Reproduce the material in full, exactly as written.

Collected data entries

— begin —

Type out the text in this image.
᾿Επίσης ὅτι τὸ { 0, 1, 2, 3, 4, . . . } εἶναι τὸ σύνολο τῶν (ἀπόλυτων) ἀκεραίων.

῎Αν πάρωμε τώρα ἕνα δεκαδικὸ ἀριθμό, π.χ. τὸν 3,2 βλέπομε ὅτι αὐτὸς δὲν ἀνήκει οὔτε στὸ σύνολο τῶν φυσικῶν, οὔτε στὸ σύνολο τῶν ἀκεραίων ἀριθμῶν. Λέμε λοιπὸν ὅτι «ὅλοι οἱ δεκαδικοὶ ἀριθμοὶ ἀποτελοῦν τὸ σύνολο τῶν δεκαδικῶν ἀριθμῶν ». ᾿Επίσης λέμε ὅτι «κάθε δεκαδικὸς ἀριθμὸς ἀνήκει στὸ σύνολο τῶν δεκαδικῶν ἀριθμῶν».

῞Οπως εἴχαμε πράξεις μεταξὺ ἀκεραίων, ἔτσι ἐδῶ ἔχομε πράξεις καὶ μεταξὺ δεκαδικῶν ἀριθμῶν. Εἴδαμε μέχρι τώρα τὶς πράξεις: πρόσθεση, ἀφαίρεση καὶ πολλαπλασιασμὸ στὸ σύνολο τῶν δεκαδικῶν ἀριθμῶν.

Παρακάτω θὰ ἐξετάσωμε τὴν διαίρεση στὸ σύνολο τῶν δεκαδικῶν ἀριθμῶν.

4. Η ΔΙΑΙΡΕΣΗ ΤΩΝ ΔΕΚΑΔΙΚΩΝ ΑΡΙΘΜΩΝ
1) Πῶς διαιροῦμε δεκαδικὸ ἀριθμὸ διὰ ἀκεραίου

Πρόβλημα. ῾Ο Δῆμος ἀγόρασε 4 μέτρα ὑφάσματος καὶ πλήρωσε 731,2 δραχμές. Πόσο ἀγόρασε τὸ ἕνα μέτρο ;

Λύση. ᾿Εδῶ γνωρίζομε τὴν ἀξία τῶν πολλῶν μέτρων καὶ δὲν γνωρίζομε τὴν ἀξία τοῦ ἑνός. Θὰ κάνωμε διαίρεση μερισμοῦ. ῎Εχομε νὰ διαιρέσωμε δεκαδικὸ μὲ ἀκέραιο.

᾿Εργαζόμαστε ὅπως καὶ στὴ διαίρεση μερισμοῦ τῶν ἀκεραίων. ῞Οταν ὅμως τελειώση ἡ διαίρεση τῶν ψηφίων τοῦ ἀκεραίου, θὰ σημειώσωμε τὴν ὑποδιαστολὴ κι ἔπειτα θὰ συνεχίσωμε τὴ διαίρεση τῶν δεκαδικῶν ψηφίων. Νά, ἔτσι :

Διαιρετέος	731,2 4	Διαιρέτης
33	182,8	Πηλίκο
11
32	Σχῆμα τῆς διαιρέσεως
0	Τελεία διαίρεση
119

— end —

* **TASK SOLUTION**:
Type out the text in this image.
᾿Επίσης ὅτι τὸ { 0, 1, 2, 3, 4, . . . } εἶναι τὸ σύνολο τῶν (ἀπόλυτων) ἀκεραίων.

῎Αν πάρωμε τώρα ἕνα δεκαδικὸ ἀριθμό, π.χ. τὸν 3,2 βλέπομε ὅτι αὐτὸς δὲν ἀνήκει οὔτε στὸ σύνολο τῶν φυσικῶν, οὔτε στὸ σύνολο τῶν ἀκεραίων ἀριθμῶν. Λέμε λοιπὸν ὅτι «ὅλοι οἱ δεκαδικοὶ ἀριθμοὶ ἀποτελοῦν τὸ σύνολο τῶν δεκαδικῶν ἀριθμῶν ». ᾿Επίσης λέμε ὅτι «κάθε δεκαδικὸς ἀριθμὸς ἀνήκει στὸ σύνολο τῶν δεκαδικῶν ἀριθμῶν».

῞Οπως εἴχαμε πράξεις μεταξὺ ἀκεραίων, ἔτσι ἐδῶ ἔχομε πράξεις καὶ μεταξὺ δεκαδικῶν ἀριθμῶν. Εἴδαμε μέχρι τώρα τὶς πράξεις: πρόσθεση, ἀφαίρεση καὶ πολλαπλασιασμὸ στὸ σύνολο τῶν δεκαδικῶν ἀριθμῶν.

Παρακάτω θὰ ἐξετάσωμε τὴν διαίρεση στὸ σύνολο τῶν δεκαδικῶν ἀριθμῶν.

4. Η ΔΙΑΙΡΕΣΗ ΤΩΝ ΔΕΚΑΔΙΚΩΝ ΑΡΙΘΜΩΝ
1) Πῶς διαιροῦμε δεκαδικὸ ἀριθμὸ διὰ ἀκεραίου

Πρόβλημα. ῾Ο Δῆμος ἀγόρασε 4 μέτρα ὑφάσματος καὶ πλήρωσε 731,2 δραχμές. Πόσο ἀγόρασε τὸ ἕνα μέτρο ;

Λύση. ᾿Εδῶ γνωρίζομε τὴν ἀξία τῶν πολλῶν μέτρων καὶ δὲν γνωρίζομε τὴν ἀξία τοῦ ἑνός. Θὰ κάνωμε διαίρεση μερισμοῦ. ῎Εχομε νὰ διαιρέσωμε δεκαδικὸ μὲ ἀκέραιο.

᾿Εργαζόμαστε ὅπως καὶ στὴ διαίρεση μερισμοῦ τῶν ἀκεραίων. ῞Οταν ὅμως τελειώση ἡ διαίρεση τῶν ψηφίων τοῦ ἀκεραίου, θὰ σημειώσωμε τὴν ὑποδιαστολὴ κι ἔπειτα θὰ συνεχίσωμε τὴ διαίρεση τῶν δεκαδικῶν ψηφίων. Νά, ἔτσι :

Διαιρετέος	731,2 4	Διαιρέτης
33	182,8	Πηλίκο
11
32	Σχῆμα τῆς διαιρέσεως
0	Τελεία διαίρεση
119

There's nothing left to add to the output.